Take the listing and print it in full, exactly as given.

• Figure collection entries:
☆ ☆ ☆ ☆ ☆

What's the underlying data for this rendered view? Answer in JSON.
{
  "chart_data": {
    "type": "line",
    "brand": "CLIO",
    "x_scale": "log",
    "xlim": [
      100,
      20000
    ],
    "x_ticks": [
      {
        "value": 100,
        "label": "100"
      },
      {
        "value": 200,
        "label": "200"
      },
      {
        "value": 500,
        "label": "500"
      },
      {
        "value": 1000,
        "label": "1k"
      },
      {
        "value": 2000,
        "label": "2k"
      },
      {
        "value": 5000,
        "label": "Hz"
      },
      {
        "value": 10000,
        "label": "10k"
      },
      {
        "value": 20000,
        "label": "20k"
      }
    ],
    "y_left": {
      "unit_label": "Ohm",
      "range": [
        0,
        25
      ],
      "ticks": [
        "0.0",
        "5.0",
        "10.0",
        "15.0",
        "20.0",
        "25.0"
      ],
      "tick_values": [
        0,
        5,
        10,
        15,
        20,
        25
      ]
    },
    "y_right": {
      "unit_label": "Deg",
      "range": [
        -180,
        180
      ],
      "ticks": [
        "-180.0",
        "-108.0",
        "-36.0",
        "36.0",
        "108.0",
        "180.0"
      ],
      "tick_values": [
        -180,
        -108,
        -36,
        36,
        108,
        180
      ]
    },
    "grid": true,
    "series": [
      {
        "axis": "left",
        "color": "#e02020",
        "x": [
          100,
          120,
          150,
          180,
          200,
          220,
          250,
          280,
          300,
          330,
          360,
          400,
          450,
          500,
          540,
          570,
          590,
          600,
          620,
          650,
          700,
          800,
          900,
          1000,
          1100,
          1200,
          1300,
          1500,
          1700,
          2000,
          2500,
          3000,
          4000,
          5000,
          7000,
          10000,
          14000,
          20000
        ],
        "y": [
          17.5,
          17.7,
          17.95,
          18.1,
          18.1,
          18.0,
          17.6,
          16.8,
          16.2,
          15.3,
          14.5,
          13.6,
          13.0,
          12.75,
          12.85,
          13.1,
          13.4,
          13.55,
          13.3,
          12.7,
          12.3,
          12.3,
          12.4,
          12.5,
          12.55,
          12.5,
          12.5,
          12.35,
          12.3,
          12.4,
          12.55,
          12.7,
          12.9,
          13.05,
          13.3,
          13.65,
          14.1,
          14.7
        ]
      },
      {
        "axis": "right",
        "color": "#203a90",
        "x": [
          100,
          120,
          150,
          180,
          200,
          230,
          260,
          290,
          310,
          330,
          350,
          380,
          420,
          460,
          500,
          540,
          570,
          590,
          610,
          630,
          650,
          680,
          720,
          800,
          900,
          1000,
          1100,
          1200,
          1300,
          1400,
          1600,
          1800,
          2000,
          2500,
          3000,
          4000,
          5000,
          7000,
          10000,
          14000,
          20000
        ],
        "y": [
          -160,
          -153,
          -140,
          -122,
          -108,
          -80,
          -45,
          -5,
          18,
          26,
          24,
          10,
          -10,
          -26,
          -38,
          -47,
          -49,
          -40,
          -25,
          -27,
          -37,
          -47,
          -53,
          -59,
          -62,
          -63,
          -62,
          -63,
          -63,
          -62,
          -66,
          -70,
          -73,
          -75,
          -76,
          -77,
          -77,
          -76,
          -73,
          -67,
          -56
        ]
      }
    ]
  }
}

☆ ☆ ☆ ☆ ☆

• Response to the task:
What's the underlying data for this rendered view? Answer in JSON.
{
  "chart_data": {
    "type": "line",
    "brand": "CLIO",
    "x_scale": "log",
    "xlim": [
      100,
      20000
    ],
    "x_ticks": [
      {
        "value": 100,
        "label": "100"
      },
      {
        "value": 200,
        "label": "200"
      },
      {
        "value": 500,
        "label": "500"
      },
      {
        "value": 1000,
        "label": "1k"
      },
      {
        "value": 2000,
        "label": "2k"
      },
      {
        "value": 5000,
        "label": "Hz"
      },
      {
        "value": 10000,
        "label": "10k"
      },
      {
        "value": 20000,
        "label": "20k"
      }
    ],
    "y_left": {
      "unit_label": "Ohm",
      "range": [
        0,
        25
      ],
      "ticks": [
        "0.0",
        "5.0",
        "10.0",
        "15.0",
        "20.0",
        "25.0"
      ],
      "tick_values": [
        0,
        5,
        10,
        15,
        20,
        25
      ]
    },
    "y_right": {
      "unit_label": "Deg",
      "range": [
        -180,
        180
      ],
      "ticks": [
        "-180.0",
        "-108.0",
        "-36.0",
        "36.0",
        "108.0",
        "180.0"
      ],
      "tick_values": [
        -180,
        -108,
        -36,
        36,
        108,
        180
      ]
    },
    "grid": true,
    "series": [
      {
        "axis": "left",
        "color": "#e02020",
        "x": [
          100,
          120,
          150,
          180,
          200,
          220,
          250,
          280,
          300,
          330,
          360,
          400,
          450,
          500,
          540,
          570,
          590,
          600,
          620,
          650,
          700,
          800,
          900,
          1000,
          1100,
          1200,
          1300,
          1500,
          1700,
          2000,
          2500,
          3000,
          4000,
          5000,
          7000,
          10000,
          14000,
          20000
        ],
        "y": [
          17.5,
          17.7,
          17.95,
          18.1,
          18.1,
          18.0,
          17.6,
          16.8,
          16.2,
          15.3,
          14.5,
          13.6,
          13.0,
          12.75,
          12.85,
          13.1,
          13.4,
          13.55,
          13.3,
          12.7,
          12.3,
          12.3,
          12.4,
          12.5,
          12.55,
          12.5,
          12.5,
          12.35,
          12.3,
          12.4,
          12.55,
          12.7,
          12.9,
          13.05,
          13.3,
          13.65,
          14.1,
          14.7
        ]
      },
      {
        "axis": "right",
        "color": "#203a90",
        "x": [
          100,
          120,
          150,
          180,
          200,
          230,
          260,
          290,
          310,
          330,
          350,
          380,
          420,
          460,
          500,
          540,
          570,
          590,
          610,
          630,
          650,
          680,
          720,
          800,
          900,
          1000,
          1100,
          1200,
          1300,
          1400,
          1600,
          1800,
          2000,
          2500,
          3000,
          4000,
          5000,
          7000,
          10000,
          14000,
          20000
        ],
        "y": [
          -160,
          -153,
          -140,
          -122,
          -108,
          -80,
          -45,
          -5,
          18,
          26,
          24,
          10,
          -10,
          -26,
          -38,
          -47,
          -49,
          -40,
          -25,
          -27,
          -37,
          -47,
          -53,
          -59,
          -62,
          -63,
          -62,
          -63,
          -63,
          -62,
          -66,
          -70,
          -73,
          -75,
          -76,
          -77,
          -77,
          -76,
          -73,
          -67,
          -56
        ]
      }
    ]
  }
}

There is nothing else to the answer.